● **PROBLEM REQUIREMENTS**: For this exercise, repeat all of the material verbatim apart from its images.

Data items:
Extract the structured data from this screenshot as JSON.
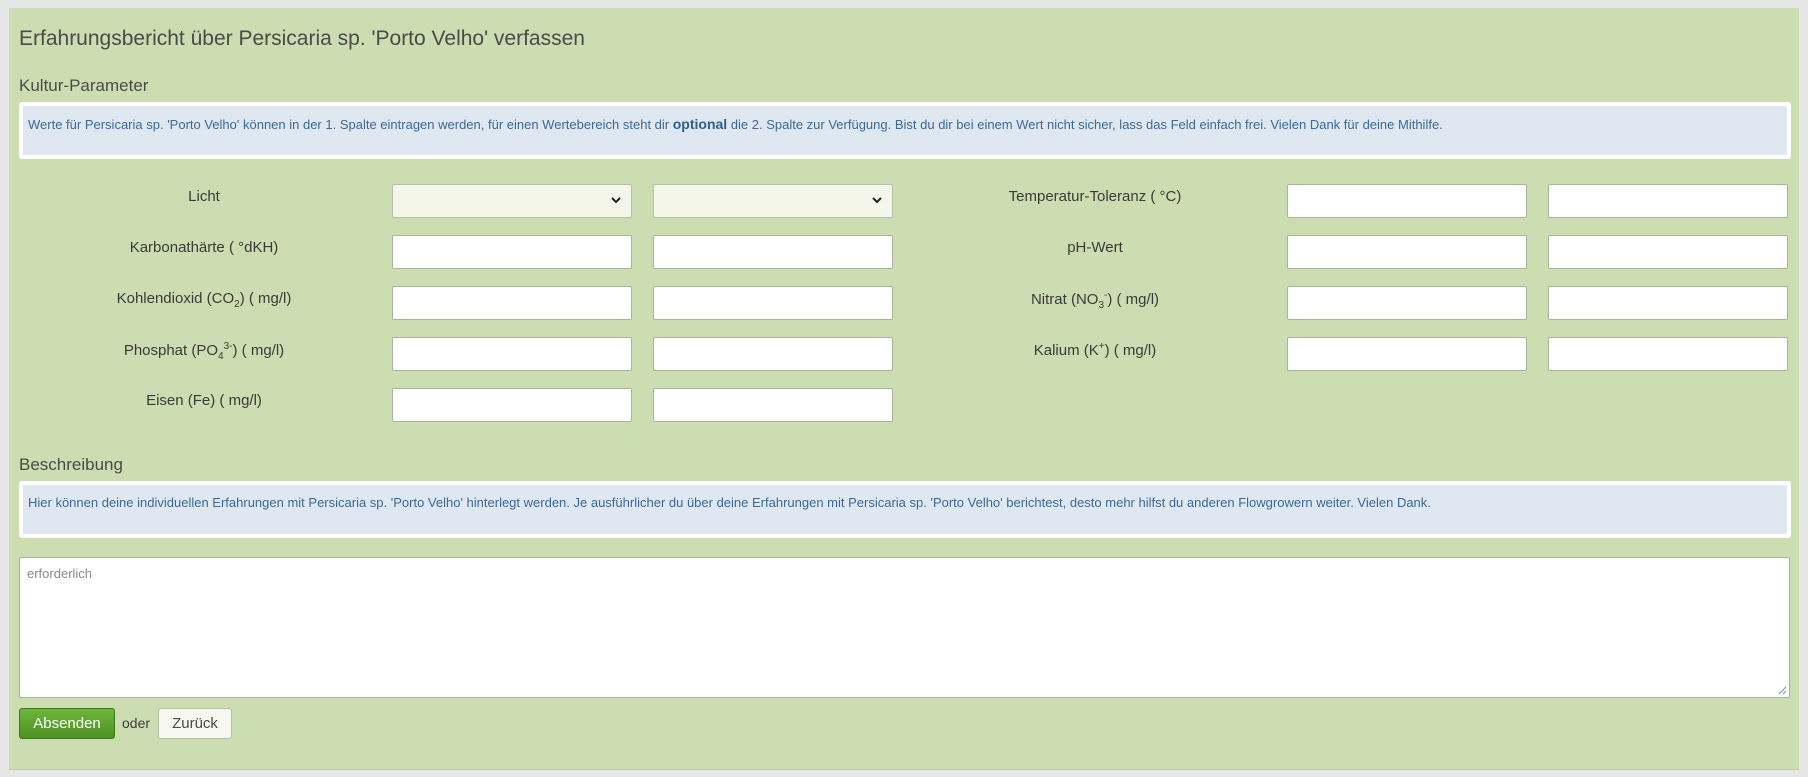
{
  "page_title": "Erfahrungsbericht über Persicaria sp. 'Porto Velho' verfassen",
  "kultur": {
    "title": "Kultur-Parameter",
    "info_pre": "Werte für Persicaria sp. 'Porto Velho' können in der 1. Spalte eintragen werden, für einen Wertebereich steht dir ",
    "info_bold": "optional",
    "info_post": " die 2. Spalte zur Verfügung. Bist du dir bei einem Wert nicht sicher, lass das Feld einfach frei. Vielen Dank für deine Mithilfe.",
    "fields": {
      "licht": {
        "label": "Licht",
        "value1": "",
        "value2": ""
      },
      "temperatur": {
        "label": "Temperatur-Toleranz ( °C)",
        "value1": "",
        "value2": ""
      },
      "karbonat": {
        "label": "Karbonathärte ( °dKH)",
        "value1": "",
        "value2": ""
      },
      "ph": {
        "label": "pH-Wert",
        "value1": "",
        "value2": ""
      },
      "co2": {
        "label_pre": "Kohlendioxid (CO",
        "label_sub": "2",
        "label_post": ") ( mg/l)",
        "value1": "",
        "value2": ""
      },
      "nitrat": {
        "label_pre": "Nitrat (NO",
        "label_sub": "3",
        "label_sup": "-",
        "label_post": ") ( mg/l)",
        "value1": "",
        "value2": ""
      },
      "phosphat": {
        "label_pre": "Phosphat (PO",
        "label_sub": "4",
        "label_sup": "3-",
        "label_post": ") ( mg/l)",
        "value1": "",
        "value2": ""
      },
      "kalium": {
        "label_pre": "Kalium (K",
        "label_sup": "+",
        "label_post": ") ( mg/l)",
        "value1": "",
        "value2": ""
      },
      "eisen": {
        "label": "Eisen (Fe) ( mg/l)",
        "value1": "",
        "value2": ""
      }
    }
  },
  "beschreibung": {
    "title": "Beschreibung",
    "info": "Hier können deine individuellen Erfahrungen mit Persicaria sp. 'Porto Velho' hinterlegt werden. Je ausführlicher du über deine Erfahrungen mit Persicaria sp. 'Porto Velho' berichtest, desto mehr hilfst du anderen Flowgrowern weiter. Vielen Dank.",
    "placeholder": "erforderlich",
    "value": ""
  },
  "actions": {
    "submit_label": "Absenden",
    "or_label": "oder",
    "back_label": "Zurück"
  },
  "colors": {
    "panel_bg": "#ccdeb1",
    "info_bg": "#dfe8f0",
    "info_text": "#3a6a9a",
    "submit_green": "#5aa12e"
  }
}
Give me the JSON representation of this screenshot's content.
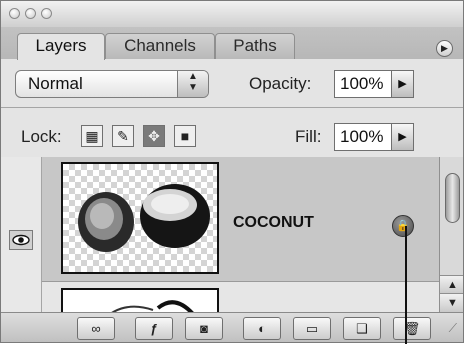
{
  "tabs": [
    {
      "label": "Layers",
      "active": true
    },
    {
      "label": "Channels",
      "active": false
    },
    {
      "label": "Paths",
      "active": false
    }
  ],
  "blend_mode": {
    "value": "Normal"
  },
  "opacity": {
    "label": "Opacity:",
    "value": "100%"
  },
  "lock": {
    "label": "Lock:"
  },
  "fill": {
    "label": "Fill:",
    "value": "100%"
  },
  "layers": [
    {
      "name": "COCONUT",
      "visible": true,
      "selected": true,
      "locked": true
    },
    {
      "name": "",
      "visible": false,
      "selected": false
    }
  ],
  "colors": {
    "panel_bg": "#d7d7d7",
    "selected_row": "#c7c7c7"
  },
  "bottom_icons": [
    "link-icon",
    "layer-style-icon",
    "layer-mask-icon",
    "adjustment-layer-icon",
    "group-folder-icon",
    "new-layer-icon",
    "trash-icon"
  ]
}
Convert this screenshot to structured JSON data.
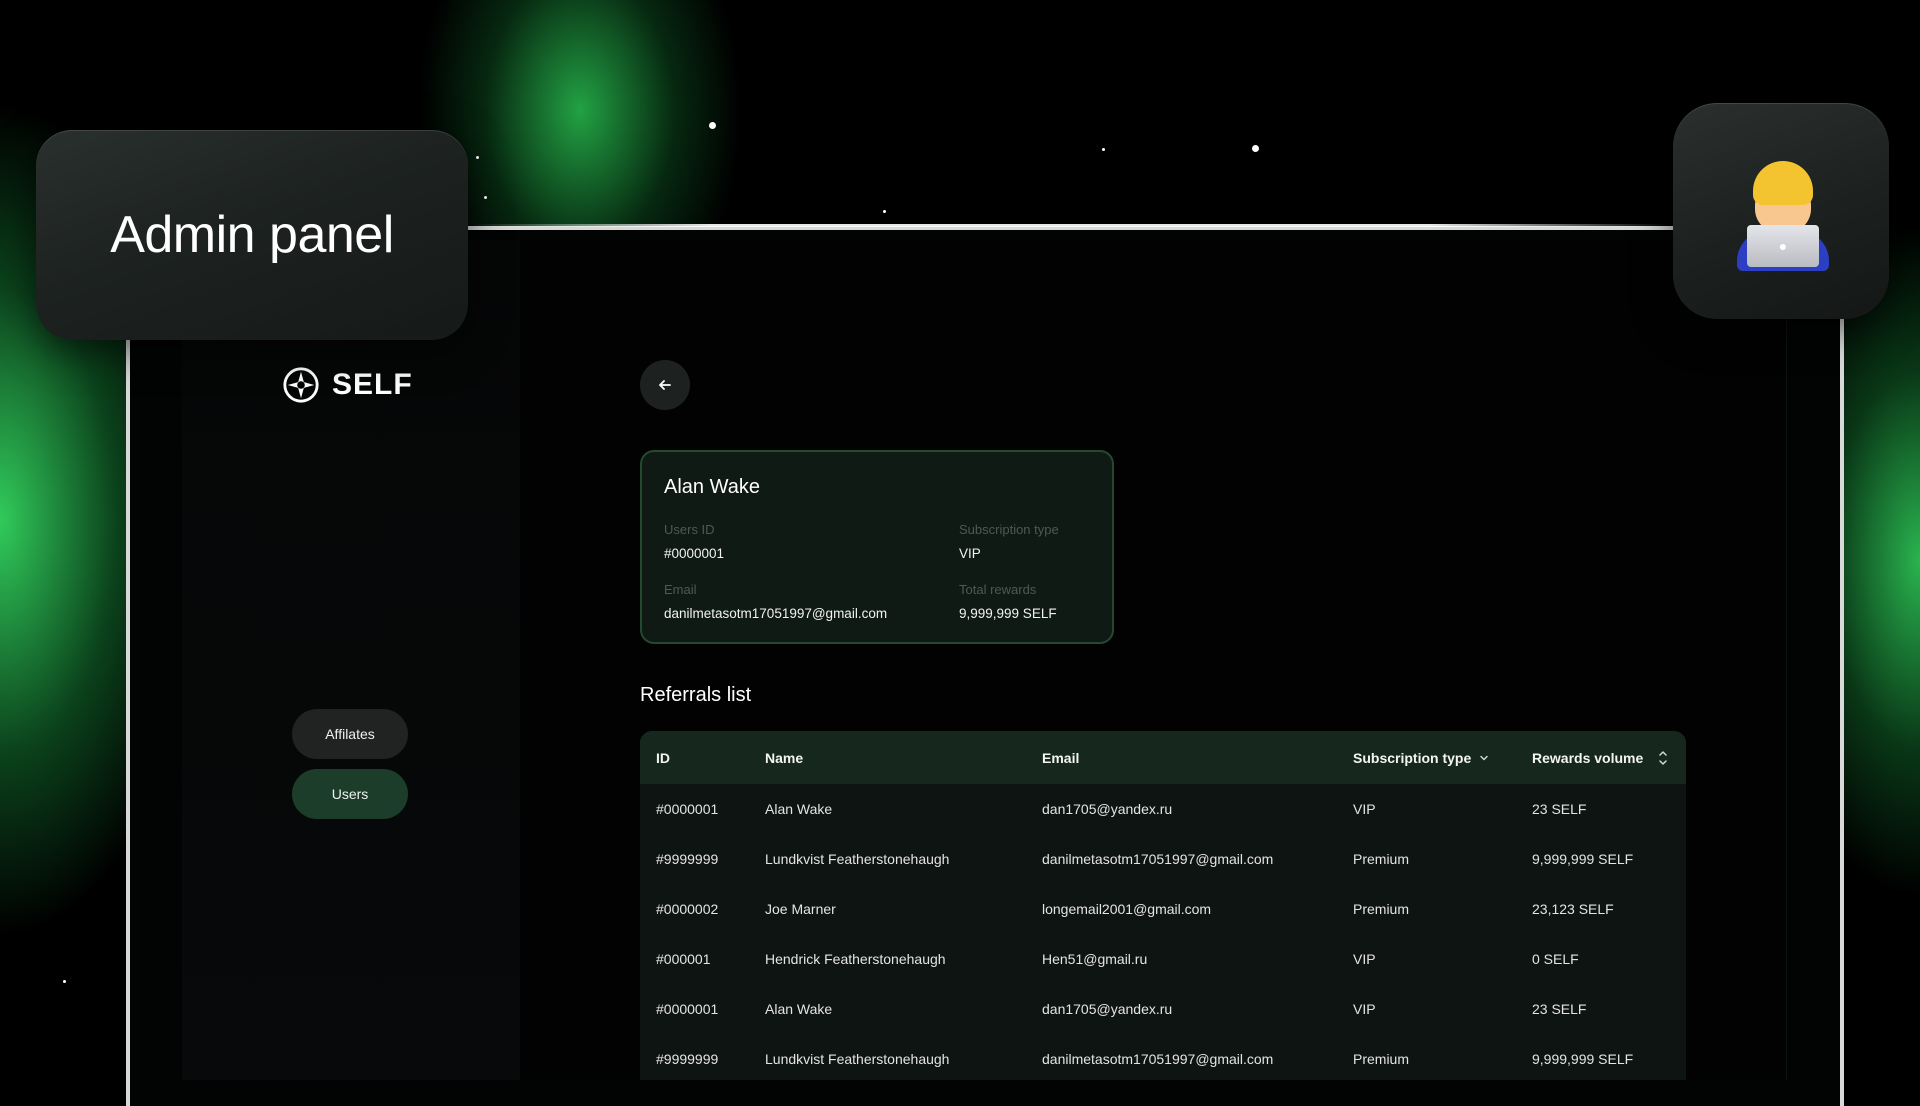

● **ANSWER FOR THIS EXERCISE**:
Extract the structured data from this screenshot as JSON.
{
  "page_title": "Erfahrungsbericht über Persicaria sp. 'Porto Velho' verfassen",
  "kultur": {
    "title": "Kultur-Parameter",
    "info_pre": "Werte für Persicaria sp. 'Porto Velho' können in der 1. Spalte eintragen werden, für einen Wertebereich steht dir ",
    "info_bold": "optional",
    "info_post": " die 2. Spalte zur Verfügung. Bist du dir bei einem Wert nicht sicher, lass das Feld einfach frei. Vielen Dank für deine Mithilfe.",
    "fields": {
      "licht": {
        "label": "Licht",
        "value1": "",
        "value2": ""
      },
      "temperatur": {
        "label": "Temperatur-Toleranz ( °C)",
        "value1": "",
        "value2": ""
      },
      "karbonat": {
        "label": "Karbonathärte ( °dKH)",
        "value1": "",
        "value2": ""
      },
      "ph": {
        "label": "pH-Wert",
        "value1": "",
        "value2": ""
      },
      "co2": {
        "label_pre": "Kohlendioxid (CO",
        "label_sub": "2",
        "label_post": ") ( mg/l)",
        "value1": "",
        "value2": ""
      },
      "nitrat": {
        "label_pre": "Nitrat (NO",
        "label_sub": "3",
        "label_sup": "-",
        "label_post": ") ( mg/l)",
        "value1": "",
        "value2": ""
      },
      "phosphat": {
        "label_pre": "Phosphat (PO",
        "label_sub": "4",
        "label_sup": "3-",
        "label_post": ") ( mg/l)",
        "value1": "",
        "value2": ""
      },
      "kalium": {
        "label_pre": "Kalium (K",
        "label_sup": "+",
        "label_post": ") ( mg/l)",
        "value1": "",
        "value2": ""
      },
      "eisen": {
        "label": "Eisen (Fe) ( mg/l)",
        "value1": "",
        "value2": ""
      }
    }
  },
  "beschreibung": {
    "title": "Beschreibung",
    "info": "Hier können deine individuellen Erfahrungen mit Persicaria sp. 'Porto Velho' hinterlegt werden. Je ausführlicher du über deine Erfahrungen mit Persicaria sp. 'Porto Velho' berichtest, desto mehr hilfst du anderen Flowgrowern weiter. Vielen Dank.",
    "placeholder": "erforderlich",
    "value": ""
  },
  "actions": {
    "submit_label": "Absenden",
    "or_label": "oder",
    "back_label": "Zurück"
  },
  "colors": {
    "panel_bg": "#ccdeb1",
    "info_bg": "#dfe8f0",
    "info_text": "#3a6a9a",
    "submit_green": "#5aa12e"
  }
}
Give me the JSON representation of this screenshot's content.
{
  "tabs": [
    {
      "label": "Layers",
      "active": true
    },
    {
      "label": "Channels",
      "active": false
    },
    {
      "label": "Paths",
      "active": false
    }
  ],
  "blend_mode": {
    "value": "Normal"
  },
  "opacity": {
    "label": "Opacity:",
    "value": "100%"
  },
  "lock": {
    "label": "Lock:"
  },
  "fill": {
    "label": "Fill:",
    "value": "100%"
  },
  "layers": [
    {
      "name": "COCONUT",
      "visible": true,
      "selected": true,
      "locked": true
    },
    {
      "name": "",
      "visible": false,
      "selected": false
    }
  ],
  "colors": {
    "panel_bg": "#d7d7d7",
    "selected_row": "#c7c7c7"
  },
  "bottom_icons": [
    "link-icon",
    "layer-style-icon",
    "layer-mask-icon",
    "adjustment-layer-icon",
    "group-folder-icon",
    "new-layer-icon",
    "trash-icon"
  ]
}
Convert this screenshot to structured JSON data.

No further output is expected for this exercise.